=== EXERCISE DIRECTIONS ===
Without including any images, reproduce each entry exactly.
########################################
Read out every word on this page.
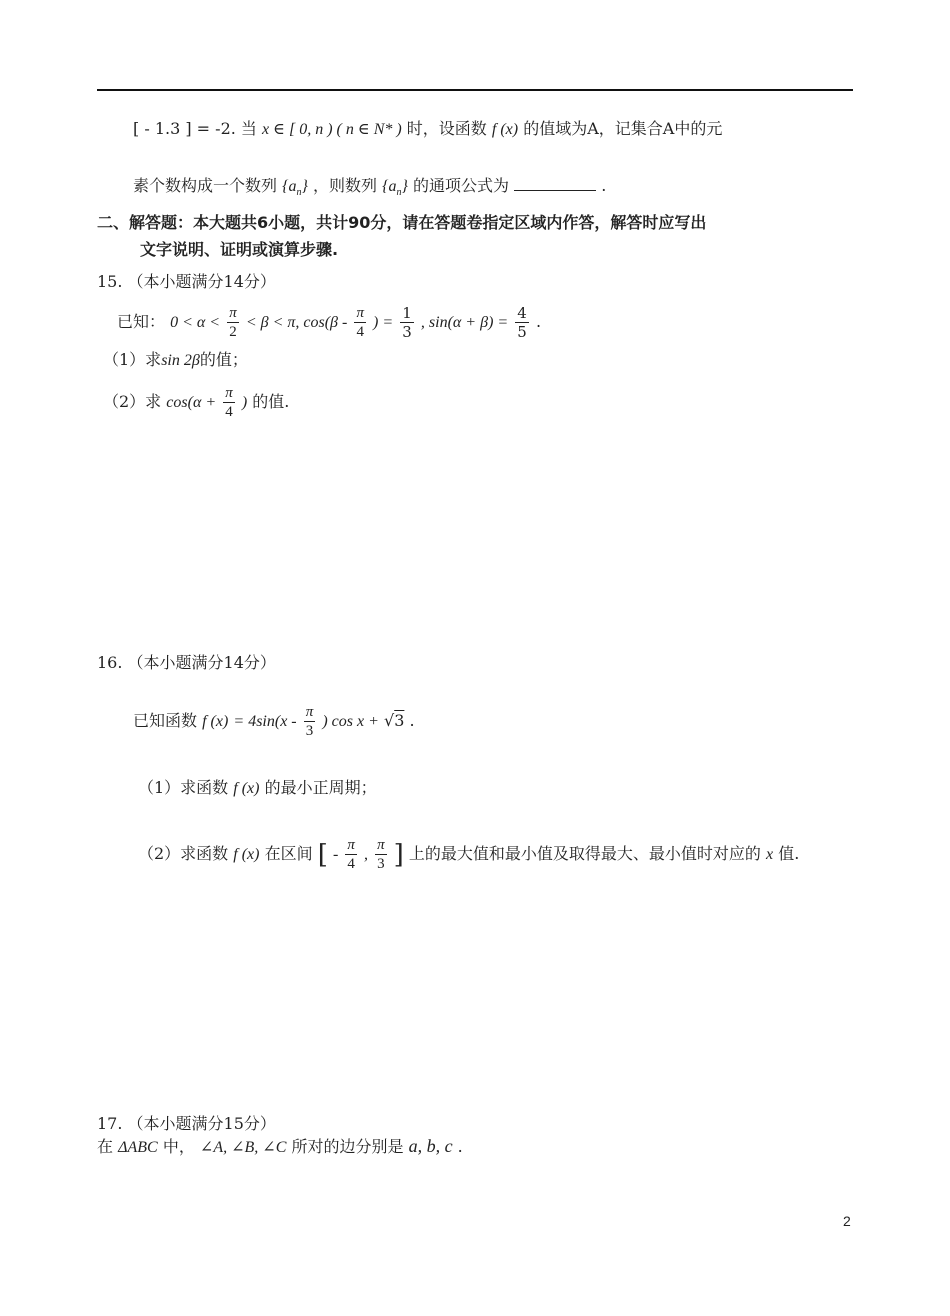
[ - 1.3 ] = -2. 当 x ∈ [ 0, n ) ( n ∈ N* ) 时，设函数 f (x) 的值域为A，记集合A中的元
素个数构成一个数列 $\{a_n\}$ ，则数列 $\{a_n\}$ 的通项公式为	.
二、解答题：本大题共6小题，共计90分，请在答题卷指定区域内作答，解答时应写出
文字说明、证明或演算步骤.
15. （本小题满分14分）
已知： $0 < \alpha < \frac{\pi}{2} < \beta < \pi$, $\cos(\beta - \frac{\pi}{4}$ ) = $\frac{1}{3}$ , $\sin(\alpha + \beta) = \frac{4}{5}$ .
（1）求sin 2β的值；
（2）求 $\cos(\alpha + \frac{\pi}{4}$ ) 的值.
16. （本小题满分14分）
已知函数 f $(x) = 4\sin(x - \frac{\pi}{3}$ ) cos x + √3 .
（1）求函数 f (x) 的最小正周期；
（2）求函数 f (x) 在区间 [ - $\frac{\pi}{4}$ , $\frac{\pi}{3}$ ] 上的最大值和最小值及取得最大、最小值时对应的 x 值.
17. （本小题满分15分）
在 ΔABC 中， ∠A, ∠B, ∠C 所对的边分别是 a, b, c .
2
########################################
=== SOLUTION FOR THIS EXERCISE ===
Read out every word on this page.
[ - 1.3 ] = -2. 当 x ∈ [ 0, n ) ( n ∈ N* ) 时，设函数 f (x) 的值域为A，记集合A中的元
素个数构成一个数列 $\{a_n\}$ ，则数列 $\{a_n\}$ 的通项公式为	.
二、解答题：本大题共6小题，共计90分，请在答题卷指定区域内作答，解答时应写出
文字说明、证明或演算步骤.
15. （本小题满分14分）
已知： $0 < \alpha < \frac{\pi}{2} < \beta < \pi$, $\cos(\beta - \frac{\pi}{4}$ ) = $\frac{1}{3}$ , $\sin(\alpha + \beta) = \frac{4}{5}$ .
（1）求sin 2β的值；
（2）求 $\cos(\alpha + \frac{\pi}{4}$ ) 的值.
16. （本小题满分14分）
已知函数 f $(x) = 4\sin(x - \frac{\pi}{3}$ ) cos x + √3 .
（1）求函数 f (x) 的最小正周期；
（2）求函数 f (x) 在区间 [ - $\frac{\pi}{4}$ , $\frac{\pi}{3}$ ] 上的最大值和最小值及取得最大、最小值时对应的 x 值.
17. （本小题满分15分）
在 ΔABC 中， ∠A, ∠B, ∠C 所对的边分别是 a, b, c .
2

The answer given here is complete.